• [Dokumen]
::::::
Meskipun sisa tahun 2019 hanya akan ditemani oleh hujan yang berkepanjangan, sekiranya masih ada beberapa hari besar yang patut dirayakan. Masih ada Tahun baru Islam, Maulid Nabi Muhammad Saw., dan yang terakhir Hari Natal. Setelah itu, 2019 hanya akan menyisakan kenangan-kenangan penting yang tak ikut hanyut terbawa arus oleh derasnya hujan berkepanjangan, mengisi ruang yang tersisa di dalam ingatan kolektif manusia di tahun-tahun yang akan selalu berdatangan.
Namun, tak begitu adanya dengan Haruki Murakami. Jikalau hari-hari besar selalu mendapatkan tempat utama dalam ingatan kolektif manusia, sehingga perayaannya takkan pernah luput walaupun setengah peradaban manusia mengalami amnesia, atau hilang ditelan bumi secara tiba-tiba layaknya yang dilakukan oleh Thanos, Haruki Murakami justru tidak lagi merasa bersemangat dengan perayaan hari-hari besar di Jepang yang dirayakan di sisa tahun 2019 ini. Semua itu ia letakkan jauh-jauh dari dirinya, sebab saat ini ia hanya memikirkan, dan juga menantikan kedatangan bulan Oktober 2019.
::::::
• [Daftar Data]
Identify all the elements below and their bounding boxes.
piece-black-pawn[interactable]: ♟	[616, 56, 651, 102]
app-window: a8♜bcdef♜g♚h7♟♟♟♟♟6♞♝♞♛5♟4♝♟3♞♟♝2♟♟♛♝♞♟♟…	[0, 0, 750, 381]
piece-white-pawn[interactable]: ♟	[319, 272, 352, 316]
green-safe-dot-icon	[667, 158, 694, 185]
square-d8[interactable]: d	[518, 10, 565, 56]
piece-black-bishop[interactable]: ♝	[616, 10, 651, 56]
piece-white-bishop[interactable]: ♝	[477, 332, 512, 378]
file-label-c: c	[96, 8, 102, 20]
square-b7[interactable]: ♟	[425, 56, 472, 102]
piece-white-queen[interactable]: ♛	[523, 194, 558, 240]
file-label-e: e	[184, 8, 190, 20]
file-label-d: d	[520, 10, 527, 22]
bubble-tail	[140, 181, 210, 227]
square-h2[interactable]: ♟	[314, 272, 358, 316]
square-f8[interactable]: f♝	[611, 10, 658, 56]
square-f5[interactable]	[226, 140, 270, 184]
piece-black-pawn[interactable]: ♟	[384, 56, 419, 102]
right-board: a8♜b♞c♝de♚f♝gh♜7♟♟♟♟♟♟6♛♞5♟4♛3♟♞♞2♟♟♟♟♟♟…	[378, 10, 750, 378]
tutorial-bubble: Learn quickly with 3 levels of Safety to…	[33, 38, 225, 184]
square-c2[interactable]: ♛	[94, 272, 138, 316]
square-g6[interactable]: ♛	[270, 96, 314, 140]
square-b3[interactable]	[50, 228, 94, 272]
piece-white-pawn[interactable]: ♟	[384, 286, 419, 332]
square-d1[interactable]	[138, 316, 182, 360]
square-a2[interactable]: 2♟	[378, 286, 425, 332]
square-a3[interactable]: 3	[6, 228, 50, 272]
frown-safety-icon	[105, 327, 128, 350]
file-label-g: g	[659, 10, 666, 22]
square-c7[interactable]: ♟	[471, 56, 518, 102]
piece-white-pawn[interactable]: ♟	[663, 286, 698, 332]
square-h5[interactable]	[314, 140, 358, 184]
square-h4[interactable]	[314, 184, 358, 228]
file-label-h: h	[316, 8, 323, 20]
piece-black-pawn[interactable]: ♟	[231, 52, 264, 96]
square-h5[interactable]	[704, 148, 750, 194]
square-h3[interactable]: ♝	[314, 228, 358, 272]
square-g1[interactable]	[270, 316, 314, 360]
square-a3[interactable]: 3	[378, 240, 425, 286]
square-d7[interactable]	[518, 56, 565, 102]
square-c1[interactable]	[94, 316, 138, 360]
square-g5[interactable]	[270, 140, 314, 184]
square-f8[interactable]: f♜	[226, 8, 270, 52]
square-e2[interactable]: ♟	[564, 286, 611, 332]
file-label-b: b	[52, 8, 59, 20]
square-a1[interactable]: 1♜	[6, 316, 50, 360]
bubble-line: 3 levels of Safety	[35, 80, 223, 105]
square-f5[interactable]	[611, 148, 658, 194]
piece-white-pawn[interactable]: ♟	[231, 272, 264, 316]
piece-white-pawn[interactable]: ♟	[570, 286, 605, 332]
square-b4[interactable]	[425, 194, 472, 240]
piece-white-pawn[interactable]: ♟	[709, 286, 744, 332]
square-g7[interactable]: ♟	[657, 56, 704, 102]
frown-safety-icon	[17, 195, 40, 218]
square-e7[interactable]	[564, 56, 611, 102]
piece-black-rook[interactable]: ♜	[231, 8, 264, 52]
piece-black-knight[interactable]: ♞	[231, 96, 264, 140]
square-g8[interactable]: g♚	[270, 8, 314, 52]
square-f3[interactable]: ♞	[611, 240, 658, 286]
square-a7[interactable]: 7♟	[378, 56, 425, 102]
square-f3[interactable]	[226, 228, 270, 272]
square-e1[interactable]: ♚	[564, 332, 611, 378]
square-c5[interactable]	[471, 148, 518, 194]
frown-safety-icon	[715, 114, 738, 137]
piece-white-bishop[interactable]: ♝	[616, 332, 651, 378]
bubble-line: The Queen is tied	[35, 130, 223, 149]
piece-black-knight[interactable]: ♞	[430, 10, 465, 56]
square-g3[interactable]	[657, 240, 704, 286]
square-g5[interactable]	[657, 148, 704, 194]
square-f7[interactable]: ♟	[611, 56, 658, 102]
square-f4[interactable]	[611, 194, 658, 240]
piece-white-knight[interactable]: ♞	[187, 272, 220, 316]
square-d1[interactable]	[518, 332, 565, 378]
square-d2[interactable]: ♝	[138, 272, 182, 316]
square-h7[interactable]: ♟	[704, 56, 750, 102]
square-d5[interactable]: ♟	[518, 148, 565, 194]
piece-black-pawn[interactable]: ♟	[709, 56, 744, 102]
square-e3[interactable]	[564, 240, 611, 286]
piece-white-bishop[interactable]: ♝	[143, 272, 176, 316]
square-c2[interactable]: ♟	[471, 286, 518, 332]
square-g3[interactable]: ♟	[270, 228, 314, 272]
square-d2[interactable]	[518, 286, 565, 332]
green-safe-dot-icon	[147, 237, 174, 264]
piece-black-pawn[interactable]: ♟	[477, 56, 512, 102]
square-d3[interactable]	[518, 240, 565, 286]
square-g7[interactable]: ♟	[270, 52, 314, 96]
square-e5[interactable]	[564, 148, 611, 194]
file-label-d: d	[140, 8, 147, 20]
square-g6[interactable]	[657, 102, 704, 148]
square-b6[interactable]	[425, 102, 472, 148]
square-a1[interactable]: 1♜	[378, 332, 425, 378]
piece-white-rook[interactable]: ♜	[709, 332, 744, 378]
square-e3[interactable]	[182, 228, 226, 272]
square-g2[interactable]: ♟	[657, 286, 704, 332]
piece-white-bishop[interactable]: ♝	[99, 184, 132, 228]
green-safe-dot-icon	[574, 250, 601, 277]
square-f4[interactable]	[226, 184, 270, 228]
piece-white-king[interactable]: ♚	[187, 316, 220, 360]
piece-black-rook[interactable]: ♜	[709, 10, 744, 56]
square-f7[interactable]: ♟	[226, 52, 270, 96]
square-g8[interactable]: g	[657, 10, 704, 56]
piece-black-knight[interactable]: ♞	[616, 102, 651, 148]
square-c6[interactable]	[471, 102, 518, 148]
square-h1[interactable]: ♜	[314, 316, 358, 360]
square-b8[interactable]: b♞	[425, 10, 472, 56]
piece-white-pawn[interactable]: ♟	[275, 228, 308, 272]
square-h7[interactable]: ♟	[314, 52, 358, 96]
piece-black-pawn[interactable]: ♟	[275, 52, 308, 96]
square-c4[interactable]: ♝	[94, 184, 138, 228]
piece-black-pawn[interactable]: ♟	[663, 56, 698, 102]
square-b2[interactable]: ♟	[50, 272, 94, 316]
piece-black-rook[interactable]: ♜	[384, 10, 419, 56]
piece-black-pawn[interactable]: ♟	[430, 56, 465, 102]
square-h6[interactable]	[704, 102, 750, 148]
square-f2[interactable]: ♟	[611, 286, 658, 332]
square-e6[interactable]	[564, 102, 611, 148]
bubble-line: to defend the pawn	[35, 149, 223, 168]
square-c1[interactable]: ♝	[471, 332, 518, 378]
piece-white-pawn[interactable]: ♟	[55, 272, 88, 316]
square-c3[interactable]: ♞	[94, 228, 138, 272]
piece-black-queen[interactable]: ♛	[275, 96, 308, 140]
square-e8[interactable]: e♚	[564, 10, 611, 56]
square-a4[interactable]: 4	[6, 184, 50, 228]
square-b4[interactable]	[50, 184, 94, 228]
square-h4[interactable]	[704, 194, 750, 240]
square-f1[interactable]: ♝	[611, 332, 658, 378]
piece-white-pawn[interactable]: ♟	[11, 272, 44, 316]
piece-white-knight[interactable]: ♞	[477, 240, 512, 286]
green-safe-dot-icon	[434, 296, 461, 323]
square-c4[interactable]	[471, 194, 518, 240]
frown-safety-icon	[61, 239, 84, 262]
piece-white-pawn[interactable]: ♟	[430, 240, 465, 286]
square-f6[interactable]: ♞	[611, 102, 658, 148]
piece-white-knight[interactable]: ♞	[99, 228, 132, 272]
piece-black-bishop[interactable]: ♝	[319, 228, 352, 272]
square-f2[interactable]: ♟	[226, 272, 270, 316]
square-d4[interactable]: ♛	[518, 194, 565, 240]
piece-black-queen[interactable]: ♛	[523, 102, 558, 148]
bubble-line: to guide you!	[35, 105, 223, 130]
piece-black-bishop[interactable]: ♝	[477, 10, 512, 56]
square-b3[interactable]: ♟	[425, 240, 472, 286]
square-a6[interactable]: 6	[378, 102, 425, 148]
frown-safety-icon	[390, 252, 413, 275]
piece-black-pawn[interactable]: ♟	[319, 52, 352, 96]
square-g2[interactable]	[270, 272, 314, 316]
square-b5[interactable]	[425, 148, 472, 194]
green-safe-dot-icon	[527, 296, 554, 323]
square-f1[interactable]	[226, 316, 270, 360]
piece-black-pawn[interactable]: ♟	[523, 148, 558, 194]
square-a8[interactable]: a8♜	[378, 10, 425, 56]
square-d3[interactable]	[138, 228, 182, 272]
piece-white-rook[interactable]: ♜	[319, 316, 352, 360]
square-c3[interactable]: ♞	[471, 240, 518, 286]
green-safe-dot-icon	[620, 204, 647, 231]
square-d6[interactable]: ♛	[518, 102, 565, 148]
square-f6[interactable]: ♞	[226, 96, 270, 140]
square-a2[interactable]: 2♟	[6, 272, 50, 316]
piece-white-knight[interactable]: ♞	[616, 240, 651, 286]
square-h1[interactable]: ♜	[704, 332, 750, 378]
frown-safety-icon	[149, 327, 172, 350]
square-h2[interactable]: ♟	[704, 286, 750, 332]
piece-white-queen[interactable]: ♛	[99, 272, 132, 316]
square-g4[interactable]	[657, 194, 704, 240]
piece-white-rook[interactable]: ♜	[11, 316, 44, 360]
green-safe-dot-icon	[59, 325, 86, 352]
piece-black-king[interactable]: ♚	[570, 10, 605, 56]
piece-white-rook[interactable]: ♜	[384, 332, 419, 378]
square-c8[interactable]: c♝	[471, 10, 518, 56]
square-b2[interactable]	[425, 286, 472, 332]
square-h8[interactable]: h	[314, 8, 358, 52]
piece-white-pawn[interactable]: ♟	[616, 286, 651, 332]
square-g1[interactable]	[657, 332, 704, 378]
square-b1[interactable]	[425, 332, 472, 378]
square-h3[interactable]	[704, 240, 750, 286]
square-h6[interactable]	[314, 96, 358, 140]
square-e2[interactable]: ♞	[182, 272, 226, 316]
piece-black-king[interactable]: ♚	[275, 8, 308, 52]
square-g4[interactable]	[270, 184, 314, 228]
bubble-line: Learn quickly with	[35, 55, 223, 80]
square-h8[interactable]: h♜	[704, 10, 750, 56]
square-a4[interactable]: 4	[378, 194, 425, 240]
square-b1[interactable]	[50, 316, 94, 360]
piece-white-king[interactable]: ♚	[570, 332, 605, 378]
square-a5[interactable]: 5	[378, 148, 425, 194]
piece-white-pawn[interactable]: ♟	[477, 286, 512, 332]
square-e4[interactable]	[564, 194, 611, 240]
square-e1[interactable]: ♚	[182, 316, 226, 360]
::::::
• [Daftar Tugas]
[1] Salin kembali bagian teks tentang Haruki Murakami dari "Namun, tak begitu" sampai "bulan Oktober 2019.", lalu tukar "Thanos" dengan "Voldemort".
[2] Menurut teks tentang Haruki Murakami, kedatangan bulan apa yang sedang dinantikannya?
[3] Lanjutkan teks tentang Haruki Murakami setelah kalimat terakhirnya.

• [Jawaban Tertulis]
[1]
Namun, tak begitu adanya dengan Haruki Murakami. Jikalau hari-hari besar selalu mendapatkan tempat utama dalam ingatan kolektif manusia, sehingga perayaannya takkan pernah luput walaupun setengah peradaban manusia mengalami amnesia, atau hilang ditelan bumi secara tiba-tiba layaknya yang dilakukan oleh Voldemort, Haruki Murakami justru tidak lagi merasa bersemangat dengan perayaan hari-hari besar di Jepang yang dirayakan di sisa tahun 2019 ini. Semua itu ia letakkan jauh-jauh dari dirinya, sebab saat ini ia hanya memikirkan, dan juga menantikan kedatangan bulan Oktober 2019.

[2] Bulan Oktober 2019.

[3]
Selama penantian yang terasa amat lambat itu, ia mengalami kegelisahan yang mendalam layaknya kegelisahan yang dialami oleh tokoh-tokoh di dalam novelnya. 40 tahun lebih berkarya, meramu kisah menjadi sebuah cerita, membuka jalan baru bagi kesusasteraan Jepang, dan yang paling penting yaitu berhasil membangkitkan semangat literasi anak-anak muda Jepang yang keranjingan sake, pada akhirnya memaksa Murakami untuk mengharapkan sebuah pamrih atas segala hal mustahil yang berhasil ia lakukan: Nobel Sastra.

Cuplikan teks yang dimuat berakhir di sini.